Supplied passage:
# For all of you home groomers...



## Snowshoe (Nov 17, 2006)

How much have you spent on grooming supplies through the years? 

What was the most worth while piece of grooming equipment? 

In regards to shampoos- what is the best texturizing shampoo that you have encountered?


----------



## briteday (Feb 10, 2007)

The best pieces of equipment I have bought were my own clippers and recently a Dremel-like rotary grinder for nails. 

I wish I had bought a better set of clippers though. The Oster ones I bought 25 years ago were only meant for home use and now Oster no longer makes blades to fit. So soon I'll have to invest in some new ones. I love the convenience of being able to do the grooming whenever I want and not have to stress the dogs with a trip into town. 

The Dremel-like tool I purchased at a local tool store. It was only $20 and works just fine. I use a 1/2" or 1/4" sanding sleeve, 60 grit. Both my dogs have several black nails and I no longer worry about cutting the quik. I can easily see the nail bed as I'm grinding away. Love it!

How much have I spent over the years??? Maybe $75-100 over time. The original clippers were only about $25, rotary too $20, and then I have a basketful of assorted brushes and combs.

I don't have a favorite shampoo at all. I just use whatever is available and reasonably priced. My dogs are a hair breed with no undercoat.


----------



## ashes (Apr 15, 2007)

im not a home groomer, but i work at a grooming shop. i dont even want to tally up the amount i have spent on grooming supplies. haha. but the two most valuable things you will buy are a good pair of clippers (i like andis 2 speeds approx. $130) and a pair of well made scissors (gators are my faves). get good ones and theyll last forever. as for the shampoo, i LOVE the natures specialty almond crisp texturizing shampoo. it works great on my gsd


----------



## ToysHaveMyHeart (May 9, 2007)

I have probably spent at least $700 on my equipement over the years. 
I could not groom without my high velocity dryer. It is definately a necessity owning a toy poodle and pom. I just wish that I had shelled out the money for a model that is more powerful. My clippers are also very important for me to use on my poodle.
I have a shampoo for every occasion but my favorite shampoos are the BioGroom line. They rinse out easily, smell great and leave my dogs' hair clean, soft, and shiny (my pom is of the flat coated variety).


----------



## Snowshoe (Nov 17, 2006)

Wow, thanks for all of the replies!  

I think my best investment will be the high velocity dryer. 

BTW- there is no such thing as a flat coated pom. All poms are supposed to be double coated.


----------



## Showpoodle (May 9, 2007)

I've had great sucess with a new product called The Dress Code
It is basically a high end saloon product formulated for show animals. I found it here:
http//www.thedresscodeonline.com


----------



## ToysHaveMyHeart (May 9, 2007)

Exercise task a:
Can you copy the listing from its first line through the line containing "row-actions-cell: [2085, 385, 2238, 403]", keeping both ends?

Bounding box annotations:
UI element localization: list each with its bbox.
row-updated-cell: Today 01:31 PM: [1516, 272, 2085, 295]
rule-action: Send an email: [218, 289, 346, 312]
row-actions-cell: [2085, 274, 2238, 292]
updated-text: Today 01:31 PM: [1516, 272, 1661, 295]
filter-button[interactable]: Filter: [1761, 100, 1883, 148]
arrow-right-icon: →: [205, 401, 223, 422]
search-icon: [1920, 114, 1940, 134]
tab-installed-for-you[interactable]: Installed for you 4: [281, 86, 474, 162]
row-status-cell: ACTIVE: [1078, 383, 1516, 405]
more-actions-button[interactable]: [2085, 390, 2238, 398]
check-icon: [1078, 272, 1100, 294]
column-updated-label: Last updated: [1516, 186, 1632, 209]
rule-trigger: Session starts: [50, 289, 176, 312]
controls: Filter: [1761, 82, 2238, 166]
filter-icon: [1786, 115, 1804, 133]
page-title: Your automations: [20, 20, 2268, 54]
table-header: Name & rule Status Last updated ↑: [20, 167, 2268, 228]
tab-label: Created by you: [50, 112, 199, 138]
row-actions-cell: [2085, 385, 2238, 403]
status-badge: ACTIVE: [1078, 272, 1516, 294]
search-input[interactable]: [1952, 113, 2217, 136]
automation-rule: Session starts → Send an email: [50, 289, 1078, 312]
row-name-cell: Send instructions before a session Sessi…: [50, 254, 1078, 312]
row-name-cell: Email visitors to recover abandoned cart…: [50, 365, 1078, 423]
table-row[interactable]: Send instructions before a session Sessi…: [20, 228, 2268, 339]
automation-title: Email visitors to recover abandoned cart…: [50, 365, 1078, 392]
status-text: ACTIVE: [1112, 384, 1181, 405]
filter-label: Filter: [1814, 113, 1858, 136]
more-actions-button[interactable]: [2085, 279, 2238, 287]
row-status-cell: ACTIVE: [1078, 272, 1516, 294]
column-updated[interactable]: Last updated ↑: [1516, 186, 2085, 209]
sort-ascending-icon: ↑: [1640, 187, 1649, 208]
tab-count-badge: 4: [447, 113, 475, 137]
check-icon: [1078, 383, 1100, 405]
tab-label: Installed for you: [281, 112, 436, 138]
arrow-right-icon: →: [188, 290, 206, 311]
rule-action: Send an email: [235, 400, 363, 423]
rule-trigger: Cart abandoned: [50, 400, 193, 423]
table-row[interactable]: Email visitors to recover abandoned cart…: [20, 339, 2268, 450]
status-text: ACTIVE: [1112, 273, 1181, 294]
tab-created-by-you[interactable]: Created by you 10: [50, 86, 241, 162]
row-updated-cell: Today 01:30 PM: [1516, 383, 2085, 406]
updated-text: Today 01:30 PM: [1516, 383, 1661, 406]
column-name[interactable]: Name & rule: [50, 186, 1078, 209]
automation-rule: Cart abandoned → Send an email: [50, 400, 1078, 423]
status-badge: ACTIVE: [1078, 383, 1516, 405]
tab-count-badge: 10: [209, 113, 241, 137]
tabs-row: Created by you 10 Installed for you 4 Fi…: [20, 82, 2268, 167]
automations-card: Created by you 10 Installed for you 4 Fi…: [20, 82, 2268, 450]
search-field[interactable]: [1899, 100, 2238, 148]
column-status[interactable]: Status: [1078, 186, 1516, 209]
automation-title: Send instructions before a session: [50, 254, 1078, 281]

Exercise task b:
Answer these about the home grooming thread:
(i) How much did briteday pay for the Dremel-like rotary grinder?
(ii) Which scissors does ashes name as favorites?
(iii) Which shampoo line does ToysHaveMyHeart like best?

Final answer a:
UI element localization: list each with its bbox.
row-updated-cell: Today 01:31 PM: [1516, 272, 2085, 295]
rule-action: Send an email: [218, 289, 346, 312]
row-actions-cell: [2085, 274, 2238, 292]
updated-text: Today 01:31 PM: [1516, 272, 1661, 295]
filter-button[interactable]: Filter: [1761, 100, 1883, 148]
arrow-right-icon: →: [205, 401, 223, 422]
search-icon: [1920, 114, 1940, 134]
tab-installed-for-you[interactable]: Installed for you 4: [281, 86, 474, 162]
row-status-cell: ACTIVE: [1078, 383, 1516, 405]
more-actions-button[interactable]: [2085, 390, 2238, 398]
check-icon: [1078, 272, 1100, 294]
column-updated-label: Last updated: [1516, 186, 1632, 209]
rule-trigger: Session starts: [50, 289, 176, 312]
controls: Filter: [1761, 82, 2238, 166]
filter-icon: [1786, 115, 1804, 133]
page-title: Your automations: [20, 20, 2268, 54]
table-header: Name & rule Status Last updated ↑: [20, 167, 2268, 228]
tab-label: Created by you: [50, 112, 199, 138]
row-actions-cell: [2085, 385, 2238, 403]

Final answer b:
(i) $20
(ii) Gators
(iii) The BioGroom line